REQUIREMENTS =
Output each entry that follows exactly. Images stay out.

======== ENTRIES ========

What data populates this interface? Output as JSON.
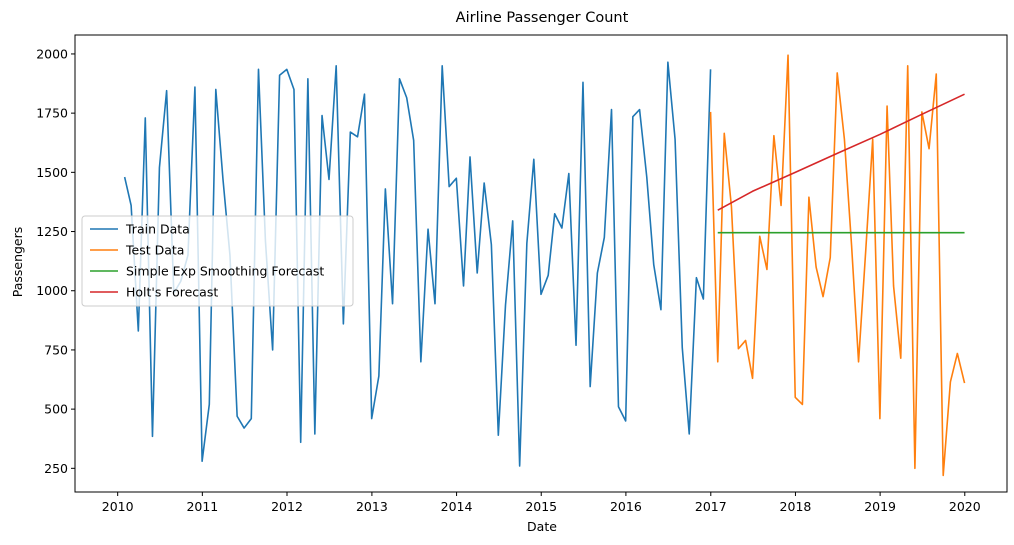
{
  "chart_data": {
    "type": "line",
    "title": "Airline Passenger Count",
    "xlabel": "Date",
    "ylabel": "Passengers",
    "xlim": [
      "2009-07-01",
      "2020-07-01"
    ],
    "ylim": [
      150,
      2080
    ],
    "x_ticks": [
      "2010",
      "2011",
      "2012",
      "2013",
      "2014",
      "2015",
      "2016",
      "2017",
      "2018",
      "2019",
      "2020"
    ],
    "y_ticks": [
      250,
      500,
      750,
      1000,
      1250,
      1500,
      1750,
      2000
    ],
    "grid": false,
    "legend_position": "center-left",
    "series": [
      {
        "name": "Train Data",
        "color": "#1f77b4",
        "x": [
          "2010-01-31",
          "2010-02-28",
          "2010-03-31",
          "2010-04-30",
          "2010-05-31",
          "2010-06-30",
          "2010-07-31",
          "2010-08-31",
          "2010-09-30",
          "2010-10-31",
          "2010-11-30",
          "2010-12-31",
          "2011-01-31",
          "2011-02-28",
          "2011-03-31",
          "2011-04-30",
          "2011-05-31",
          "2011-06-30",
          "2011-07-31",
          "2011-08-31",
          "2011-09-30",
          "2011-10-31",
          "2011-11-30",
          "2011-12-31",
          "2012-01-31",
          "2012-02-29",
          "2012-03-31",
          "2012-04-30",
          "2012-05-31",
          "2012-06-30",
          "2012-07-31",
          "2012-08-31",
          "2012-09-30",
          "2012-10-31",
          "2012-11-30",
          "2012-12-31",
          "2013-01-31",
          "2013-02-28",
          "2013-03-31",
          "2013-04-30",
          "2013-05-31",
          "2013-06-30",
          "2013-07-31",
          "2013-08-31",
          "2013-09-30",
          "2013-10-31",
          "2013-11-30",
          "2013-12-31",
          "2014-01-31",
          "2014-02-28",
          "2014-03-31",
          "2014-04-30",
          "2014-05-31",
          "2014-06-30",
          "2014-07-31",
          "2014-08-31",
          "2014-09-30",
          "2014-10-31",
          "2014-11-30",
          "2014-12-31",
          "2015-01-31",
          "2015-02-28",
          "2015-03-31",
          "2015-04-30",
          "2015-05-31",
          "2015-06-30",
          "2015-07-31",
          "2015-08-31",
          "2015-09-30",
          "2015-10-31",
          "2015-11-30",
          "2015-12-31",
          "2016-01-31",
          "2016-02-29",
          "2016-03-31",
          "2016-04-30",
          "2016-05-31",
          "2016-06-30",
          "2016-07-31",
          "2016-08-31",
          "2016-09-30",
          "2016-10-31",
          "2016-11-30",
          "2016-12-31"
        ],
        "values": [
          1480,
          1360,
          830,
          1730,
          385,
          1520,
          1845,
          990,
          1040,
          1150,
          1860,
          280,
          520,
          1850,
          1470,
          1150,
          470,
          420,
          460,
          1935,
          1210,
          750,
          1910,
          1935,
          1850,
          360,
          1895,
          395,
          1740,
          1470,
          1950,
          860,
          1670,
          1650,
          1830,
          460,
          640,
          1430,
          945,
          1895,
          1815,
          1635,
          700,
          1260,
          945,
          1950,
          1440,
          1475,
          1020,
          1565,
          1075,
          1455,
          1195,
          390,
          940,
          1295,
          260,
          1200,
          1555,
          985,
          1065,
          1325,
          1265,
          1495,
          770,
          1880,
          595,
          1075,
          1225,
          1765,
          510,
          450,
          1735,
          1765,
          1480,
          1110,
          920,
          1965,
          1640,
          760,
          395,
          1055,
          965,
          1935
        ]
      },
      {
        "name": "Test Data",
        "color": "#ff7f0e",
        "x": [
          "2016-12-31",
          "2017-01-31",
          "2017-02-28",
          "2017-03-31",
          "2017-04-30",
          "2017-05-31",
          "2017-06-30",
          "2017-07-31",
          "2017-08-31",
          "2017-09-30",
          "2017-10-31",
          "2017-11-30",
          "2017-12-31",
          "2018-01-31",
          "2018-02-28",
          "2018-03-31",
          "2018-04-30",
          "2018-05-31",
          "2018-06-30",
          "2018-07-31",
          "2018-08-31",
          "2018-09-30",
          "2018-10-31",
          "2018-11-30",
          "2018-12-31",
          "2019-01-31",
          "2019-02-28",
          "2019-03-31",
          "2019-04-30",
          "2019-05-31",
          "2019-06-30",
          "2019-07-31",
          "2019-08-31",
          "2019-09-30",
          "2019-10-31",
          "2019-11-30",
          "2019-12-31"
        ],
        "values": [
          1755,
          700,
          1665,
          1355,
          755,
          790,
          630,
          1230,
          1090,
          1655,
          1360,
          1995,
          550,
          520,
          1395,
          1100,
          975,
          1140,
          1920,
          1640,
          1190,
          700,
          1170,
          1640,
          460,
          1780,
          1020,
          715,
          1950,
          250,
          1755,
          1600,
          1915,
          220,
          615,
          735,
          610
        ]
      },
      {
        "name": "Simple Exp Smoothing Forecast",
        "color": "#2ca02c",
        "x": [
          "2017-01-31",
          "2019-12-31"
        ],
        "values": [
          1245,
          1245
        ]
      },
      {
        "name": "Holt's Forecast",
        "color": "#d62728",
        "x": [
          "2017-01-31",
          "2017-06-30",
          "2017-12-31",
          "2018-06-30",
          "2018-12-31",
          "2019-06-30",
          "2019-12-31"
        ],
        "values": [
          1340,
          1420,
          1500,
          1580,
          1660,
          1745,
          1830
        ]
      }
    ]
  }
}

========

RESULT OF THIS TASK =
What data populates this interface? Output as JSON.
{
  "chart_data": {
    "type": "line",
    "title": "Airline Passenger Count",
    "xlabel": "Date",
    "ylabel": "Passengers",
    "xlim": [
      "2009-07-01",
      "2020-07-01"
    ],
    "ylim": [
      150,
      2080
    ],
    "x_ticks": [
      "2010",
      "2011",
      "2012",
      "2013",
      "2014",
      "2015",
      "2016",
      "2017",
      "2018",
      "2019",
      "2020"
    ],
    "y_ticks": [
      250,
      500,
      750,
      1000,
      1250,
      1500,
      1750,
      2000
    ],
    "grid": false,
    "legend_position": "center-left",
    "series": [
      {
        "name": "Train Data",
        "color": "#1f77b4",
        "x": [
          "2010-01-31",
          "2010-02-28",
          "2010-03-31",
          "2010-04-30",
          "2010-05-31",
          "2010-06-30",
          "2010-07-31",
          "2010-08-31",
          "2010-09-30",
          "2010-10-31",
          "2010-11-30",
          "2010-12-31",
          "2011-01-31",
          "2011-02-28",
          "2011-03-31",
          "2011-04-30",
          "2011-05-31",
          "2011-06-30",
          "2011-07-31",
          "2011-08-31",
          "2011-09-30",
          "2011-10-31",
          "2011-11-30",
          "2011-12-31",
          "2012-01-31",
          "2012-02-29",
          "2012-03-31",
          "2012-04-30",
          "2012-05-31",
          "2012-06-30",
          "2012-07-31",
          "2012-08-31",
          "2012-09-30",
          "2012-10-31",
          "2012-11-30",
          "2012-12-31",
          "2013-01-31",
          "2013-02-28",
          "2013-03-31",
          "2013-04-30",
          "2013-05-31",
          "2013-06-30",
          "2013-07-31",
          "2013-08-31",
          "2013-09-30",
          "2013-10-31",
          "2013-11-30",
          "2013-12-31",
          "2014-01-31",
          "2014-02-28",
          "2014-03-31",
          "2014-04-30",
          "2014-05-31",
          "2014-06-30",
          "2014-07-31",
          "2014-08-31",
          "2014-09-30",
          "2014-10-31",
          "2014-11-30",
          "2014-12-31",
          "2015-01-31",
          "2015-02-28",
          "2015-03-31",
          "2015-04-30",
          "2015-05-31",
          "2015-06-30",
          "2015-07-31",
          "2015-08-31",
          "2015-09-30",
          "2015-10-31",
          "2015-11-30",
          "2015-12-31",
          "2016-01-31",
          "2016-02-29",
          "2016-03-31",
          "2016-04-30",
          "2016-05-31",
          "2016-06-30",
          "2016-07-31",
          "2016-08-31",
          "2016-09-30",
          "2016-10-31",
          "2016-11-30",
          "2016-12-31"
        ],
        "values": [
          1480,
          1360,
          830,
          1730,
          385,
          1520,
          1845,
          990,
          1040,
          1150,
          1860,
          280,
          520,
          1850,
          1470,
          1150,
          470,
          420,
          460,
          1935,
          1210,
          750,
          1910,
          1935,
          1850,
          360,
          1895,
          395,
          1740,
          1470,
          1950,
          860,
          1670,
          1650,
          1830,
          460,
          640,
          1430,
          945,
          1895,
          1815,
          1635,
          700,
          1260,
          945,
          1950,
          1440,
          1475,
          1020,
          1565,
          1075,
          1455,
          1195,
          390,
          940,
          1295,
          260,
          1200,
          1555,
          985,
          1065,
          1325,
          1265,
          1495,
          770,
          1880,
          595,
          1075,
          1225,
          1765,
          510,
          450,
          1735,
          1765,
          1480,
          1110,
          920,
          1965,
          1640,
          760,
          395,
          1055,
          965,
          1935
        ]
      },
      {
        "name": "Test Data",
        "color": "#ff7f0e",
        "x": [
          "2016-12-31",
          "2017-01-31",
          "2017-02-28",
          "2017-03-31",
          "2017-04-30",
          "2017-05-31",
          "2017-06-30",
          "2017-07-31",
          "2017-08-31",
          "2017-09-30",
          "2017-10-31",
          "2017-11-30",
          "2017-12-31",
          "2018-01-31",
          "2018-02-28",
          "2018-03-31",
          "2018-04-30",
          "2018-05-31",
          "2018-06-30",
          "2018-07-31",
          "2018-08-31",
          "2018-09-30",
          "2018-10-31",
          "2018-11-30",
          "2018-12-31",
          "2019-01-31",
          "2019-02-28",
          "2019-03-31",
          "2019-04-30",
          "2019-05-31",
          "2019-06-30",
          "2019-07-31",
          "2019-08-31",
          "2019-09-30",
          "2019-10-31",
          "2019-11-30",
          "2019-12-31"
        ],
        "values": [
          1755,
          700,
          1665,
          1355,
          755,
          790,
          630,
          1230,
          1090,
          1655,
          1360,
          1995,
          550,
          520,
          1395,
          1100,
          975,
          1140,
          1920,
          1640,
          1190,
          700,
          1170,
          1640,
          460,
          1780,
          1020,
          715,
          1950,
          250,
          1755,
          1600,
          1915,
          220,
          615,
          735,
          610
        ]
      },
      {
        "name": "Simple Exp Smoothing Forecast",
        "color": "#2ca02c",
        "x": [
          "2017-01-31",
          "2019-12-31"
        ],
        "values": [
          1245,
          1245
        ]
      },
      {
        "name": "Holt's Forecast",
        "color": "#d62728",
        "x": [
          "2017-01-31",
          "2017-06-30",
          "2017-12-31",
          "2018-06-30",
          "2018-12-31",
          "2019-06-30",
          "2019-12-31"
        ],
        "values": [
          1340,
          1420,
          1500,
          1580,
          1660,
          1745,
          1830
        ]
      }
    ]
  }
}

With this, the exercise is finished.